(Records from a data source)
┄┄┄┄┄┄

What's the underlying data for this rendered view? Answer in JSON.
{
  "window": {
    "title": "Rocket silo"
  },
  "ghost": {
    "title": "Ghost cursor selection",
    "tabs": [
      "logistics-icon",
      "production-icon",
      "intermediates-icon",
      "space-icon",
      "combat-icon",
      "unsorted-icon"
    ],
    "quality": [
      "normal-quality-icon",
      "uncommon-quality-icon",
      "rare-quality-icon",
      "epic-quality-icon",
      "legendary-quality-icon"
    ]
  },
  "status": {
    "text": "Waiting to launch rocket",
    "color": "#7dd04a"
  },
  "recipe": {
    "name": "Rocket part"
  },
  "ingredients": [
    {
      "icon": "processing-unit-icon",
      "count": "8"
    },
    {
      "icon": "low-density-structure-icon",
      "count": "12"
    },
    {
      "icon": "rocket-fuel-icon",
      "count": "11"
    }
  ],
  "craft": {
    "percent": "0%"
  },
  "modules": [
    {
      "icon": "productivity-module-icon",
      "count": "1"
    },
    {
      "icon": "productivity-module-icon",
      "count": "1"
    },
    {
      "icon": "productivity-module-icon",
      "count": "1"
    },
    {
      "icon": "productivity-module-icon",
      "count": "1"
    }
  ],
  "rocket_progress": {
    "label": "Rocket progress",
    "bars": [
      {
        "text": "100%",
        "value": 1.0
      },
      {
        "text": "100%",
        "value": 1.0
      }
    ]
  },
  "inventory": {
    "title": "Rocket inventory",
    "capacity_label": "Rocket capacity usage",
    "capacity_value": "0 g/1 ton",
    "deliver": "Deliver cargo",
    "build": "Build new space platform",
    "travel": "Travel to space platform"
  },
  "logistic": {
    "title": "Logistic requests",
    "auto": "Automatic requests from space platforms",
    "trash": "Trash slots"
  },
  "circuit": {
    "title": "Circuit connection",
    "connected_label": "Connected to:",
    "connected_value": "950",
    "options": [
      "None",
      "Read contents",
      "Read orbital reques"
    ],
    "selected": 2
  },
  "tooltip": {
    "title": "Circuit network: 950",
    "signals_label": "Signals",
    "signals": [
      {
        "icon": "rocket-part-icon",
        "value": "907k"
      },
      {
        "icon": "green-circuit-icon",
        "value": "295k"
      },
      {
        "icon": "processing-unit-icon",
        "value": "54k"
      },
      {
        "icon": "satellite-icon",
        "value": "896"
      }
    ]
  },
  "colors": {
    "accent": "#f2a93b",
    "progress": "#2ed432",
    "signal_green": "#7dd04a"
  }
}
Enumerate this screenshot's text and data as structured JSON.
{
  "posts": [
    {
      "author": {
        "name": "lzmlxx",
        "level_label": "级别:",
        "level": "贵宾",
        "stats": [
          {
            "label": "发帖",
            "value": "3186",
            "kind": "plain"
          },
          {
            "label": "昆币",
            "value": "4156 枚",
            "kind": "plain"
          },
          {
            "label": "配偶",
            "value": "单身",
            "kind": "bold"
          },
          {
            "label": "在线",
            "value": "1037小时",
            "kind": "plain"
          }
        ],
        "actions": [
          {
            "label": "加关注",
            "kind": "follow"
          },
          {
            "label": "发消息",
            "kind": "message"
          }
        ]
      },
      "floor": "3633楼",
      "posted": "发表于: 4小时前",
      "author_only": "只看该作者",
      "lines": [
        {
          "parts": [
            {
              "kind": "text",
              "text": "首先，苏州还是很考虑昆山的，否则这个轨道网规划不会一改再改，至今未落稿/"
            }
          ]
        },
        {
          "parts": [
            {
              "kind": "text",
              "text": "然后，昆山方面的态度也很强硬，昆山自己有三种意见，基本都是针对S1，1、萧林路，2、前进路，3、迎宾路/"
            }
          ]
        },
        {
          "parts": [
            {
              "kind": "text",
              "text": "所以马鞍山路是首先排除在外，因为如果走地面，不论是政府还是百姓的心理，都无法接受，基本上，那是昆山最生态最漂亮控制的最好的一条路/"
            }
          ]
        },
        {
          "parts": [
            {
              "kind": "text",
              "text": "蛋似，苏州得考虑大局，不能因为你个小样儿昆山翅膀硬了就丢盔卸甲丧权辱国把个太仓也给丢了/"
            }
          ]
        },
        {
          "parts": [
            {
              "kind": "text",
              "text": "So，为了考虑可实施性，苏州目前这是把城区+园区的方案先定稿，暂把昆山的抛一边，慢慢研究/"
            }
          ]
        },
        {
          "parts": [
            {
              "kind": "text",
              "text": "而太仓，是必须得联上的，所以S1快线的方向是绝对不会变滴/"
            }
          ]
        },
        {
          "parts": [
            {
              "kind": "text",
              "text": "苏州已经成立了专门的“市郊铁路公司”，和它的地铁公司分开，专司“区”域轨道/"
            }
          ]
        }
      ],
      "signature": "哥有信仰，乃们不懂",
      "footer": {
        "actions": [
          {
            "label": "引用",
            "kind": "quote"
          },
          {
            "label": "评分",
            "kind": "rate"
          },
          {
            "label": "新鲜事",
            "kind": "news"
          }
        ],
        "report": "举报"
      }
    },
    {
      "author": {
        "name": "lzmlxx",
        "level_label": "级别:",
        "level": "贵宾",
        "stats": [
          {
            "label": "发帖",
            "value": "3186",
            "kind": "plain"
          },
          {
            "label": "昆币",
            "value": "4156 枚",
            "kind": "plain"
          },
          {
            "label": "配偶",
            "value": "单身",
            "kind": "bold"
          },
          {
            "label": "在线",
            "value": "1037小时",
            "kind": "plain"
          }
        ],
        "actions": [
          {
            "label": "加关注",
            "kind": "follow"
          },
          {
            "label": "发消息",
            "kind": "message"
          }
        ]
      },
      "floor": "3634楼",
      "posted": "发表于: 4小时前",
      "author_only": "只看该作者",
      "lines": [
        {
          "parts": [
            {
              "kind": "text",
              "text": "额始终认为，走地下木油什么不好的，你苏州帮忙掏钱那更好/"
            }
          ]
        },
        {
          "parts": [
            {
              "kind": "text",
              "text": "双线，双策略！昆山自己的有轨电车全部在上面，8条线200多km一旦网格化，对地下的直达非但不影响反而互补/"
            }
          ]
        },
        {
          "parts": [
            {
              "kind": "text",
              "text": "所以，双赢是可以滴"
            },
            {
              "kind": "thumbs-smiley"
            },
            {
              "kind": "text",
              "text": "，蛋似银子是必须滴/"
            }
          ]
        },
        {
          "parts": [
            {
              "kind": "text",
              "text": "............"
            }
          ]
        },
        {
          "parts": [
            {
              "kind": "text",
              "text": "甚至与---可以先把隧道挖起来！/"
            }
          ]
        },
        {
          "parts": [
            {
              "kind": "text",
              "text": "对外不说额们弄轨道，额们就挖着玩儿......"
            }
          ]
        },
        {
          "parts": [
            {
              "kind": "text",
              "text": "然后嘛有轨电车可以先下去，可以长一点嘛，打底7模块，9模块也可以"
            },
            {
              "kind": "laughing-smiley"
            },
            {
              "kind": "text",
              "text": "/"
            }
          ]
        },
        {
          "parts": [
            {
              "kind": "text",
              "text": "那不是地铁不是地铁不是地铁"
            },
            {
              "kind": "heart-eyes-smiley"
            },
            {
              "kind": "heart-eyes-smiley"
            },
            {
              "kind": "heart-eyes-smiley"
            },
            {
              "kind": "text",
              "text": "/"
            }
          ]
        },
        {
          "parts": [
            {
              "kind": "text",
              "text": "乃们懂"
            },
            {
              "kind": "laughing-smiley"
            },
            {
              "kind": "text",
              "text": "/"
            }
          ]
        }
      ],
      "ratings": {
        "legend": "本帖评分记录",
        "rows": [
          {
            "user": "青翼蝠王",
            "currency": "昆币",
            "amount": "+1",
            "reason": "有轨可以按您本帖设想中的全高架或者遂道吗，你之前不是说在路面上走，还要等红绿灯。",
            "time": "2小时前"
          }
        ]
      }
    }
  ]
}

┄┄┄┄┄┄

» **Objective**
Reproduce the listing above word for word.

» **Result for this exercise**
What's the underlying data for this rendered view? Answer in JSON.
{
  "window": {
    "title": "Rocket silo"
  },
  "ghost": {
    "title": "Ghost cursor selection",
    "tabs": [
      "logistics-icon",
      "production-icon",
      "intermediates-icon",
      "space-icon",
      "combat-icon",
      "unsorted-icon"
    ],
    "quality": [
      "normal-quality-icon",
      "uncommon-quality-icon",
      "rare-quality-icon",
      "epic-quality-icon",
      "legendary-quality-icon"
    ]
  },
  "status": {
    "text": "Waiting to launch rocket",
    "color": "#7dd04a"
  },
  "recipe": {
    "name": "Rocket part"
  },
  "ingredients": [
    {
      "icon": "processing-unit-icon",
      "count": "8"
    },
    {
      "icon": "low-density-structure-icon",
      "count": "12"
    },
    {
      "icon": "rocket-fuel-icon",
      "count": "11"
    }
  ],
  "craft": {
    "percent": "0%"
  },
  "modules": [
    {
      "icon": "productivity-module-icon",
      "count": "1"
    },
    {
      "icon": "productivity-module-icon",
      "count": "1"
    },
    {
      "icon": "productivity-module-icon",
      "count": "1"
    },
    {
      "icon": "productivity-module-icon",
      "count": "1"
    }
  ],
  "rocket_progress": {
    "label": "Rocket progress",
    "bars": [
      {
        "text": "100%",
        "value": 1.0
      },
      {
        "text": "100%",
        "value": 1.0
      }
    ]
  },
  "inventory": {
    "title": "Rocket inventory",
    "capacity_label": "Rocket capacity usage",
    "capacity_value": "0 g/1 ton",
    "deliver": "Deliver cargo",
    "build": "Build new space platform",
    "travel": "Travel to space platform"
  },
  "logistic": {
    "title": "Logistic requests",
    "auto": "Automatic requests from space platforms",
    "trash": "Trash slots"
  },
  "circuit": {
    "title": "Circuit connection",
    "connected_label": "Connected to:",
    "connected_value": "950",
    "options": [
      "None",
      "Read contents",
      "Read orbital reques"
    ],
    "selected": 2
  },
  "tooltip": {
    "title": "Circuit network: 950",
    "signals_label": "Signals",
    "signals": [
      {
        "icon": "rocket-part-icon",
        "value": "907k"
      },
      {
        "icon": "green-circuit-icon",
        "value": "295k"
      },
      {
        "icon": "processing-unit-icon",
        "value": "54k"
      },
      {
        "icon": "satellite-icon",
        "value": "896"
      }
    ]
  },
  "colors": {
    "accent": "#f2a93b",
    "progress": "#2ed432",
    "signal_green": "#7dd04a"
  }
}
Enumerate this screenshot's text and data as structured JSON.
{
  "posts": [
    {
      "author": {
        "name": "lzmlxx",
        "level_label": "级别:",
        "level": "贵宾",
        "stats": [
          {
            "label": "发帖",
            "value": "3186",
            "kind": "plain"
          },
          {
            "label": "昆币",
            "value": "4156 枚",
            "kind": "plain"
          },
          {
            "label": "配偶",
            "value": "单身",
            "kind": "bold"
          },
          {
            "label": "在线",
            "value": "1037小时",
            "kind": "plain"
          }
        ],
        "actions": [
          {
            "label": "加关注",
            "kind": "follow"
          },
          {
            "label": "发消息",
            "kind": "message"
          }
        ]
      },
      "floor": "3633楼",
      "posted": "发表于: 4小时前",
      "author_only": "只看该作者",
      "lines": [
        {
          "parts": [
            {
              "kind": "text",
              "text": "首先，苏州还是很考虑昆山的，否则这个轨道网规划不会一改再改，至今未落稿/"
            }
          ]
        },
        {
          "parts": [
            {
              "kind": "text",
              "text": "然后，昆山方面的态度也很强硬，昆山自己有三种意见，基本都是针对S1，1、萧林路，2、前进路，3、迎宾路/"
            }
          ]
        },
        {
          "parts": [
            {
              "kind": "text",
              "text": "所以马鞍山路是首先排除在外，因为如果走地面，不论是政府还是百姓的心理，都无法接受，基本上，那是昆山最生态最漂亮控制的最好的一条路/"
            }
          ]
        },
        {
          "parts": [
            {
              "kind": "text",
              "text": "蛋似，苏州得考虑大局，不能因为你个小样儿昆山翅膀硬了就丢盔卸甲丧权辱国把个太仓也给丢了/"
            }
          ]
        },
        {
          "parts": [
            {
              "kind": "text",
              "text": "So，为了考虑可实施性，苏州目前这是把城区+园区的方案先定稿，暂把昆山的抛一边，慢慢研究/"
            }
          ]
        },
        {
          "parts": [
            {
              "kind": "text",
              "text": "而太仓，是必须得联上的，所以S1快线的方向是绝对不会变滴/"
            }
          ]
        },
        {
          "parts": [
            {
              "kind": "text",
              "text": "苏州已经成立了专门的“市郊铁路公司”，和它的地铁公司分开，专司“区”域轨道/"
            }
          ]
        }
      ],
      "signature": "哥有信仰，乃们不懂",
      "footer": {
        "actions": [
          {
            "label": "引用",
            "kind": "quote"
          },
          {
            "label": "评分",
            "kind": "rate"
          },
          {
            "label": "新鲜事",
            "kind": "news"
          }
        ],
        "report": "举报"
      }
    },
    {
      "author": {
        "name": "lzmlxx",
        "level_label": "级别:",
        "level": "贵宾",
        "stats": [
          {
            "label": "发帖",
            "value": "3186",
            "kind": "plain"
          },
          {
            "label": "昆币",
            "value": "4156 枚",
            "kind": "plain"
          },
          {
            "label": "配偶",
            "value": "单身",
            "kind": "bold"
          },
          {
            "label": "在线",
            "value": "1037小时",
            "kind": "plain"
          }
        ],
        "actions": [
          {
            "label": "加关注",
            "kind": "follow"
          },
          {
            "label": "发消息",
            "kind": "message"
          }
        ]
      },
      "floor": "3634楼",
      "posted": "发表于: 4小时前",
      "author_only": "只看该作者",
      "lines": [
        {
          "parts": [
            {
              "kind": "text",
              "text": "额始终认为，走地下木油什么不好的，你苏州帮忙掏钱那更好/"
            }
          ]
        },
        {
          "parts": [
            {
              "kind": "text",
              "text": "双线，双策略！昆山自己的有轨电车全部在上面，8条线200多km一旦网格化，对地下的直达非但不影响反而互补/"
            }
          ]
        },
        {
          "parts": [
            {
              "kind": "text",
              "text": "所以，双赢是可以滴"
            },
            {
              "kind": "thumbs-smiley"
            },
            {
              "kind": "text",
              "text": "，蛋似银子是必须滴/"
            }
          ]
        },
        {
          "parts": [
            {
              "kind": "text",
              "text": "............"
            }
          ]
        },
        {
          "parts": [
            {
              "kind": "text",
              "text": "甚至与---可以先把隧道挖起来！/"
            }
          ]
        },
        {
          "parts": [
            {
              "kind": "text",
              "text": "对外不说额们弄轨道，额们就挖着玩儿......"
            }
          ]
        },
        {
          "parts": [
            {
              "kind": "text",
              "text": "然后嘛有轨电车可以先下去，可以长一点嘛，打底7模块，9模块也可以"
            },
            {
              "kind": "laughing-smiley"
            },
            {
              "kind": "text",
              "text": "/"
            }
          ]
        },
        {
          "parts": [
            {
              "kind": "text",
              "text": "那不是地铁不是地铁不是地铁"
            },
            {
              "kind": "heart-eyes-smiley"
            },
            {
              "kind": "heart-eyes-smiley"
            },
            {
              "kind": "heart-eyes-smiley"
            },
            {
              "kind": "text",
              "text": "/"
            }
          ]
        },
        {
          "parts": [
            {
              "kind": "text",
              "text": "乃们懂"
            },
            {
              "kind": "laughing-smiley"
            },
            {
              "kind": "text",
              "text": "/"
            }
          ]
        }
      ],
      "ratings": {
        "legend": "本帖评分记录",
        "rows": [
          {
            "user": "青翼蝠王",
            "currency": "昆币",
            "amount": "+1",
            "reason": "有轨可以按您本帖设想中的全高架或者遂道吗，你之前不是说在路面上走，还要等红绿灯。",
            "time": "2小时前"
          }
        ]
      }
    }
  ]
}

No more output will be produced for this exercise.